##### Excerpted data #####
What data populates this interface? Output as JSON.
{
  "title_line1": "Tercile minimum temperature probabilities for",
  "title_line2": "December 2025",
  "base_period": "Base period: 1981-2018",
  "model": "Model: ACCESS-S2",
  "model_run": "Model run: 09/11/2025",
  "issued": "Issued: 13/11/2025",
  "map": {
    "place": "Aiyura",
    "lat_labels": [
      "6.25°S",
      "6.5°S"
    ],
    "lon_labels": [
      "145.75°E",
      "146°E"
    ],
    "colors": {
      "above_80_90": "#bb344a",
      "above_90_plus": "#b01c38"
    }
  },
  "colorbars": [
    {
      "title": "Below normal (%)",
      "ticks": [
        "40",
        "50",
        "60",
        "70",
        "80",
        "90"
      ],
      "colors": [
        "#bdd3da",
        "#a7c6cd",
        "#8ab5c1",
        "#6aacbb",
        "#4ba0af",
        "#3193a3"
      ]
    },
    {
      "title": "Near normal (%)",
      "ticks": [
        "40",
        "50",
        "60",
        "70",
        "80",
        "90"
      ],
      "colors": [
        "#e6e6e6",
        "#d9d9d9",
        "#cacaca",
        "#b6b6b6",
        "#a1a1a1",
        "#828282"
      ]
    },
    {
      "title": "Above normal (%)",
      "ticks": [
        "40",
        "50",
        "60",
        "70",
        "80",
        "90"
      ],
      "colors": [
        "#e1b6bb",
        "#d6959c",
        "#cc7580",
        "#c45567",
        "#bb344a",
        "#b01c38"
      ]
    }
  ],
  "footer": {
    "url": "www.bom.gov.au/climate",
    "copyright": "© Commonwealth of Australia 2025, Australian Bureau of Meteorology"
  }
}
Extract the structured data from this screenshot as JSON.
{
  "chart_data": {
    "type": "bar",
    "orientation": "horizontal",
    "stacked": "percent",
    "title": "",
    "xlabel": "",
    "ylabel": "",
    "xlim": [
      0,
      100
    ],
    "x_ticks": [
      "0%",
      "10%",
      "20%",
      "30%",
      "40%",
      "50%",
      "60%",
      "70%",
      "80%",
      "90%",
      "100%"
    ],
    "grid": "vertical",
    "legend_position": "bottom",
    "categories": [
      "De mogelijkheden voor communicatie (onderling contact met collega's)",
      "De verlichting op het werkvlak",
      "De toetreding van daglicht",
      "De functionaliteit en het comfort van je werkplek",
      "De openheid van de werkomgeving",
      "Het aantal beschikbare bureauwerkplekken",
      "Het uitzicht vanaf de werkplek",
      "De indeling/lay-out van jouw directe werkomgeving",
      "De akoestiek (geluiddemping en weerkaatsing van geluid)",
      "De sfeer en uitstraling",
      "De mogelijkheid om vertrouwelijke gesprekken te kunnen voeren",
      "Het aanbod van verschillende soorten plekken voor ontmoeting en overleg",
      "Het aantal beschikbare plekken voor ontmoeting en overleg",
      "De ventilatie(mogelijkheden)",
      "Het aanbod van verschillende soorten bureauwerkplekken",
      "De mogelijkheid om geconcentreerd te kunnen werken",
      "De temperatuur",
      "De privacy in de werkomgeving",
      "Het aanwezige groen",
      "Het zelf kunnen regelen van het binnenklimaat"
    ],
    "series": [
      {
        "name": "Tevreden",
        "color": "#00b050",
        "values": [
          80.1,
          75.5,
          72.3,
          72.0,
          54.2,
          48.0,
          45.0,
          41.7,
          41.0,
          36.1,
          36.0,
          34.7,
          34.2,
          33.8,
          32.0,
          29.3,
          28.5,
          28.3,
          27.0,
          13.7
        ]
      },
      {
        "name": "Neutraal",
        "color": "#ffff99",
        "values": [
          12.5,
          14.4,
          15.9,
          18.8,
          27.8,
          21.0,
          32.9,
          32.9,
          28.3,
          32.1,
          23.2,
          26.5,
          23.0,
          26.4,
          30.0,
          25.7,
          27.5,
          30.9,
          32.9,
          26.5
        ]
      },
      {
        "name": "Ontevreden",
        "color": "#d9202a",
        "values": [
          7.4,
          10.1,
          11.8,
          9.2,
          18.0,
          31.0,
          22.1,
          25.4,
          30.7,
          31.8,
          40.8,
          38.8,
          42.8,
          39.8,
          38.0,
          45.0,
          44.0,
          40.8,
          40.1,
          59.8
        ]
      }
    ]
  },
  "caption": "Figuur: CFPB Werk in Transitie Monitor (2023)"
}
#####
- Exercise task -
Filter the entries down to the lines with the word "werkomgeving" in them.

- Exercise result -
      "De openheid van de werkomgeving",
      "De indeling/lay-out van jouw directe werkomgeving",
      "De privacy in de werkomgeving",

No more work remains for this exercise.